» YOUR TASK
Write the data out again exactly, dropping any images it holds.

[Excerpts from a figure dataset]
------
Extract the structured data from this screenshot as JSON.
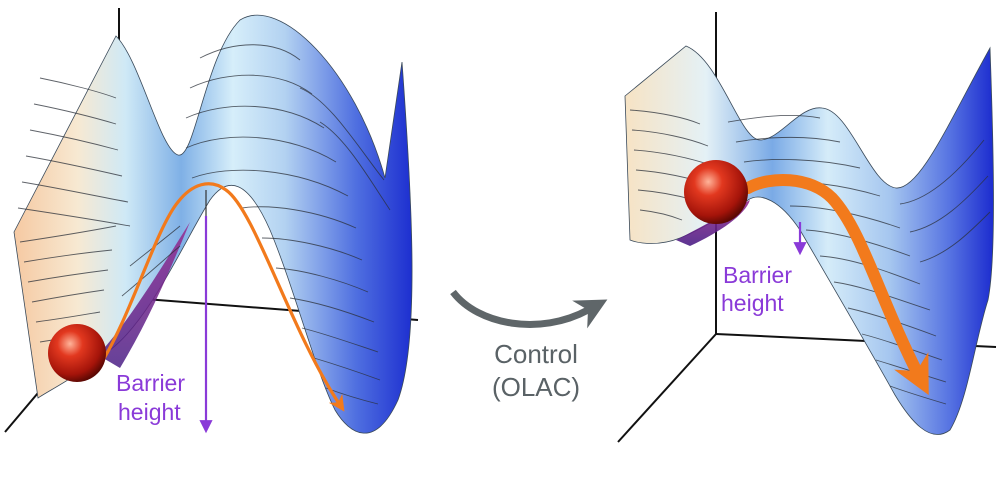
{
  "left_panel": {
    "barrier_label_line1": "Barrier",
    "barrier_label_line2": "height"
  },
  "center": {
    "control_line1": "Control",
    "control_line2": "(OLAC)"
  },
  "right_panel": {
    "barrier_label_line1": "Barrier",
    "barrier_label_line2": "height"
  },
  "colors": {
    "barrier_label": "#8a3ad8",
    "control_text": "#5a6266",
    "control_arrow": "#5f6669",
    "trajectory_arrow": "#f27a1c",
    "ball": "#c4190c",
    "axes": "#111111"
  }
}
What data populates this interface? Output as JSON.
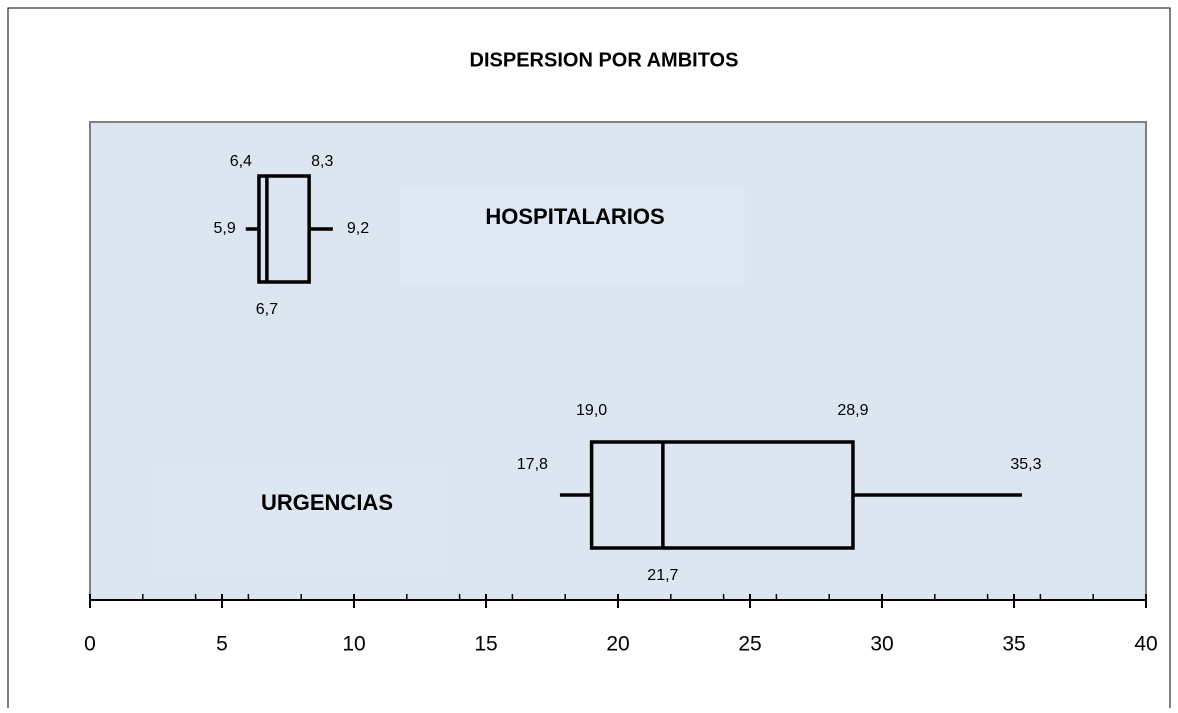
------
» WRITTEN REPLY
Extract the structured data from this screenshot as JSON.
{
  "left_panel": {
    "barrier_label_line1": "Barrier",
    "barrier_label_line2": "height"
  },
  "center": {
    "control_line1": "Control",
    "control_line2": "(OLAC)"
  },
  "right_panel": {
    "barrier_label_line1": "Barrier",
    "barrier_label_line2": "height"
  },
  "colors": {
    "barrier_label": "#8a3ad8",
    "control_text": "#5a6266",
    "control_arrow": "#5f6669",
    "trajectory_arrow": "#f27a1c",
    "ball": "#c4190c",
    "axes": "#111111"
  }
}
What data populates this interface? Output as JSON.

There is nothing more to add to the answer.